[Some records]
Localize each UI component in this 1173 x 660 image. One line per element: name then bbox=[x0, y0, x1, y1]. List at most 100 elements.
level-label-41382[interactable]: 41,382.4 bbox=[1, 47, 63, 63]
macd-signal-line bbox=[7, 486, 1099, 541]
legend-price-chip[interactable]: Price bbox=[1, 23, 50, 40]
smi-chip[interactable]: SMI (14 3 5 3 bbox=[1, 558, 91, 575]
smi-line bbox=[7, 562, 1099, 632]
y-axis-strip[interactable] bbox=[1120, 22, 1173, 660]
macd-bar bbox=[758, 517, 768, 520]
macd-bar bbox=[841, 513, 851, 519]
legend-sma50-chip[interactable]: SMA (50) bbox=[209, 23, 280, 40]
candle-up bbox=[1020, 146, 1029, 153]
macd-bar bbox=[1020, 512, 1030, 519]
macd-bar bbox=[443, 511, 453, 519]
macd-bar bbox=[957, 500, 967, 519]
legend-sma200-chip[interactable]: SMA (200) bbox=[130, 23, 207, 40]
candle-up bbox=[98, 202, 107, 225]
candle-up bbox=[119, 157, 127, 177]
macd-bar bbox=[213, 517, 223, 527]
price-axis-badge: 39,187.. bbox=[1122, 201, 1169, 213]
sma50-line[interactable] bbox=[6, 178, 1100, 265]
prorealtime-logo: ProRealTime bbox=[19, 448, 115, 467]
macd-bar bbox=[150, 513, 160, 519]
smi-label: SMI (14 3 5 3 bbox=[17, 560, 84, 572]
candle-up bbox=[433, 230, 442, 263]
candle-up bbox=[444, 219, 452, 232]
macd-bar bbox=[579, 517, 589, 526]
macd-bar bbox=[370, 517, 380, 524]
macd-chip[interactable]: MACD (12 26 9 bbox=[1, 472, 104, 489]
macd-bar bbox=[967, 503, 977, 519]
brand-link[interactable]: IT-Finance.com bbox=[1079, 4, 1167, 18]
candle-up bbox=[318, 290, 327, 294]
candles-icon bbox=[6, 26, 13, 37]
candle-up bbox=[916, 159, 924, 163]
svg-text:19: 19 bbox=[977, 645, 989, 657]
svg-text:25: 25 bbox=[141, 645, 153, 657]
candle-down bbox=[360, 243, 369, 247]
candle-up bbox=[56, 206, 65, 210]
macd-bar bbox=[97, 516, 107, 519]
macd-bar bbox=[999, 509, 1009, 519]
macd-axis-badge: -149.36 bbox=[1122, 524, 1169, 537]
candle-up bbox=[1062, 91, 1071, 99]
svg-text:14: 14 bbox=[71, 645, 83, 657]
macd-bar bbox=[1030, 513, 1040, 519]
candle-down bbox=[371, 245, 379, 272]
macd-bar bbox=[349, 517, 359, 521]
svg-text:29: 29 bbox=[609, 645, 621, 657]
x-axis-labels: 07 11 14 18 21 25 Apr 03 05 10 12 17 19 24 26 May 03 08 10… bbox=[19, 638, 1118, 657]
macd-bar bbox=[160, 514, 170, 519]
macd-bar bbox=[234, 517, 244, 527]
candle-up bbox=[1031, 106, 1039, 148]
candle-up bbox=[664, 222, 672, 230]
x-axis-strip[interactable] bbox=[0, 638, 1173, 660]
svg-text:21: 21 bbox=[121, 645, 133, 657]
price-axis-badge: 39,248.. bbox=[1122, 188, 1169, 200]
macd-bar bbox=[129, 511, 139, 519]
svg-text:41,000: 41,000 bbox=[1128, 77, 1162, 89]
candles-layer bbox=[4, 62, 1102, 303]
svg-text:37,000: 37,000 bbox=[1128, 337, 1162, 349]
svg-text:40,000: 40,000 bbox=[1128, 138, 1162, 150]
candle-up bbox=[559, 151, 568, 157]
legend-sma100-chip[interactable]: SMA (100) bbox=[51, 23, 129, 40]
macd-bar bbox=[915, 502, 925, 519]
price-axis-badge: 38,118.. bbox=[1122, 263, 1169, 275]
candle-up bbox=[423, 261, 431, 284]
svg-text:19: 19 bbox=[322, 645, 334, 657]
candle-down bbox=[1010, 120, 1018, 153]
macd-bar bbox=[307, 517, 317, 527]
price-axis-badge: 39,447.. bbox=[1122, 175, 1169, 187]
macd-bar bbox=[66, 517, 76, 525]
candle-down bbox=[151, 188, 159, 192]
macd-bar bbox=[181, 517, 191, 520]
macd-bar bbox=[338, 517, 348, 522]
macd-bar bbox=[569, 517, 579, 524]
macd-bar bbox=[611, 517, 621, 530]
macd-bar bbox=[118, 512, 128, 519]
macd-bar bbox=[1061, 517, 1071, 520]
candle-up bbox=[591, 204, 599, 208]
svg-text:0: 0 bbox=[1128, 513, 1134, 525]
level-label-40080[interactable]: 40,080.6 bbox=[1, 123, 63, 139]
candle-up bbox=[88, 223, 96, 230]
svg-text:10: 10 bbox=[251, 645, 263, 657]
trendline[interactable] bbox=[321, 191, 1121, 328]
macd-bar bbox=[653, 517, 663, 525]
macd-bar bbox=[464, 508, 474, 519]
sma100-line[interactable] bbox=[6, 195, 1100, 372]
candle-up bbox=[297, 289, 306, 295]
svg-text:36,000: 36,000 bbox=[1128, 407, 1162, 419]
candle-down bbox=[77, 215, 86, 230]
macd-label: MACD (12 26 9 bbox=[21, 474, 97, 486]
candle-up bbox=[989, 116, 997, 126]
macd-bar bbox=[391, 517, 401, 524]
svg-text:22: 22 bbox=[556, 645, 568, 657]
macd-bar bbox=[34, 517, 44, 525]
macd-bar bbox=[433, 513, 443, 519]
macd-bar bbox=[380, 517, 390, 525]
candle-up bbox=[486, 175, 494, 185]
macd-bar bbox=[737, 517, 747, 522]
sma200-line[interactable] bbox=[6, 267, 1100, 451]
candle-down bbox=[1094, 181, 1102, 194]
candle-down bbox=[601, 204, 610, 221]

INSTRUCTION: Duplicate the records above line for line, changing nothing.

RESPONSE TO THE TASK:
Localize each UI component in this 1173 x 660 image. One line per element: name then bbox=[x0, y0, x1, y1]. List at most 100 elements.
level-label-41382[interactable]: 41,382.4 bbox=[1, 47, 63, 63]
macd-signal-line bbox=[7, 486, 1099, 541]
legend-price-chip[interactable]: Price bbox=[1, 23, 50, 40]
smi-chip[interactable]: SMI (14 3 5 3 bbox=[1, 558, 91, 575]
smi-line bbox=[7, 562, 1099, 632]
y-axis-strip[interactable] bbox=[1120, 22, 1173, 660]
macd-bar bbox=[758, 517, 768, 520]
macd-bar bbox=[841, 513, 851, 519]
legend-sma50-chip[interactable]: SMA (50) bbox=[209, 23, 280, 40]
candle-up bbox=[1020, 146, 1029, 153]
macd-bar bbox=[1020, 512, 1030, 519]
macd-bar bbox=[443, 511, 453, 519]
macd-bar bbox=[957, 500, 967, 519]
legend-sma200-chip[interactable]: SMA (200) bbox=[130, 23, 207, 40]
candle-up bbox=[98, 202, 107, 225]
candle-up bbox=[119, 157, 127, 177]
macd-bar bbox=[213, 517, 223, 527]
price-axis-badge: 39,187.. bbox=[1122, 201, 1169, 213]
sma50-line[interactable] bbox=[6, 178, 1100, 265]
prorealtime-logo: ProRealTime bbox=[19, 448, 115, 467]
macd-bar bbox=[150, 513, 160, 519]
smi-label: SMI (14 3 5 3 bbox=[17, 560, 84, 572]
candle-up bbox=[433, 230, 442, 263]
candle-up bbox=[444, 219, 452, 232]
macd-bar bbox=[579, 517, 589, 526]
macd-bar bbox=[370, 517, 380, 524]
macd-chip[interactable]: MACD (12 26 9 bbox=[1, 472, 104, 489]
macd-bar bbox=[967, 503, 977, 519]
brand-link[interactable]: IT-Finance.com bbox=[1079, 4, 1167, 18]
candle-up bbox=[318, 290, 327, 294]
candles-icon bbox=[6, 26, 13, 37]
candle-up bbox=[916, 159, 924, 163]
svg-text:19: 19 bbox=[977, 645, 989, 657]
svg-text:25: 25 bbox=[141, 645, 153, 657]
candle-down bbox=[360, 243, 369, 247]
candle-up bbox=[56, 206, 65, 210]
macd-bar bbox=[97, 516, 107, 519]
macd-bar bbox=[999, 509, 1009, 519]
macd-axis-badge: -149.36 bbox=[1122, 524, 1169, 537]
candle-up bbox=[1062, 91, 1071, 99]
svg-text:14: 14 bbox=[71, 645, 83, 657]
macd-bar bbox=[1030, 513, 1040, 519]
candle-down bbox=[371, 245, 379, 272]
macd-bar bbox=[349, 517, 359, 521]
svg-text:29: 29 bbox=[609, 645, 621, 657]
x-axis-labels: 07 11 14 18 21 25 Apr 03 05 10 12 17 19 24 26 May 03 08 10… bbox=[19, 638, 1118, 657]
macd-bar bbox=[160, 514, 170, 519]
macd-bar bbox=[234, 517, 244, 527]
candle-up bbox=[1031, 106, 1039, 148]
candle-up bbox=[664, 222, 672, 230]
x-axis-strip[interactable] bbox=[0, 638, 1173, 660]
svg-text:21: 21 bbox=[121, 645, 133, 657]
price-axis-badge: 39,248.. bbox=[1122, 188, 1169, 200]
macd-bar bbox=[129, 511, 139, 519]
svg-text:41,000: 41,000 bbox=[1128, 77, 1162, 89]
candles-layer bbox=[4, 62, 1102, 303]
svg-text:37,000: 37,000 bbox=[1128, 337, 1162, 349]
svg-text:40,000: 40,000 bbox=[1128, 138, 1162, 150]
candle-up bbox=[559, 151, 568, 157]
legend-sma100-chip[interactable]: SMA (100) bbox=[51, 23, 129, 40]
macd-bar bbox=[915, 502, 925, 519]
price-axis-badge: 38,118.. bbox=[1122, 263, 1169, 275]
candle-up bbox=[423, 261, 431, 284]
svg-text:19: 19 bbox=[322, 645, 334, 657]
candle-down bbox=[1010, 120, 1018, 153]
macd-bar bbox=[307, 517, 317, 527]
price-axis-badge: 39,447.. bbox=[1122, 175, 1169, 187]
macd-bar bbox=[66, 517, 76, 525]
candle-down bbox=[151, 188, 159, 192]
macd-bar bbox=[181, 517, 191, 520]
macd-bar bbox=[338, 517, 348, 522]
macd-bar bbox=[569, 517, 579, 524]
macd-bar bbox=[611, 517, 621, 530]
macd-bar bbox=[118, 512, 128, 519]
macd-bar bbox=[1061, 517, 1071, 520]
candle-up bbox=[591, 204, 599, 208]
svg-text:0: 0 bbox=[1128, 513, 1134, 525]
level-label-40080[interactable]: 40,080.6 bbox=[1, 123, 63, 139]
candle-up bbox=[88, 223, 96, 230]
svg-text:10: 10 bbox=[251, 645, 263, 657]
trendline[interactable] bbox=[321, 191, 1121, 328]
macd-bar bbox=[653, 517, 663, 525]
macd-bar bbox=[464, 508, 474, 519]
sma100-line[interactable] bbox=[6, 195, 1100, 372]
candle-up bbox=[297, 289, 306, 295]
svg-text:36,000: 36,000 bbox=[1128, 407, 1162, 419]
candle-down bbox=[77, 215, 86, 230]
macd-label: MACD (12 26 9 bbox=[21, 474, 97, 486]
candle-up bbox=[989, 116, 997, 126]
macd-bar bbox=[391, 517, 401, 524]
svg-text:22: 22 bbox=[556, 645, 568, 657]
macd-bar bbox=[34, 517, 44, 525]
macd-bar bbox=[433, 513, 443, 519]
macd-bar bbox=[380, 517, 390, 525]
candle-up bbox=[486, 175, 494, 185]
macd-bar bbox=[737, 517, 747, 522]
sma200-line[interactable] bbox=[6, 267, 1100, 451]
candle-down bbox=[1094, 181, 1102, 194]
candle-down bbox=[601, 204, 610, 221]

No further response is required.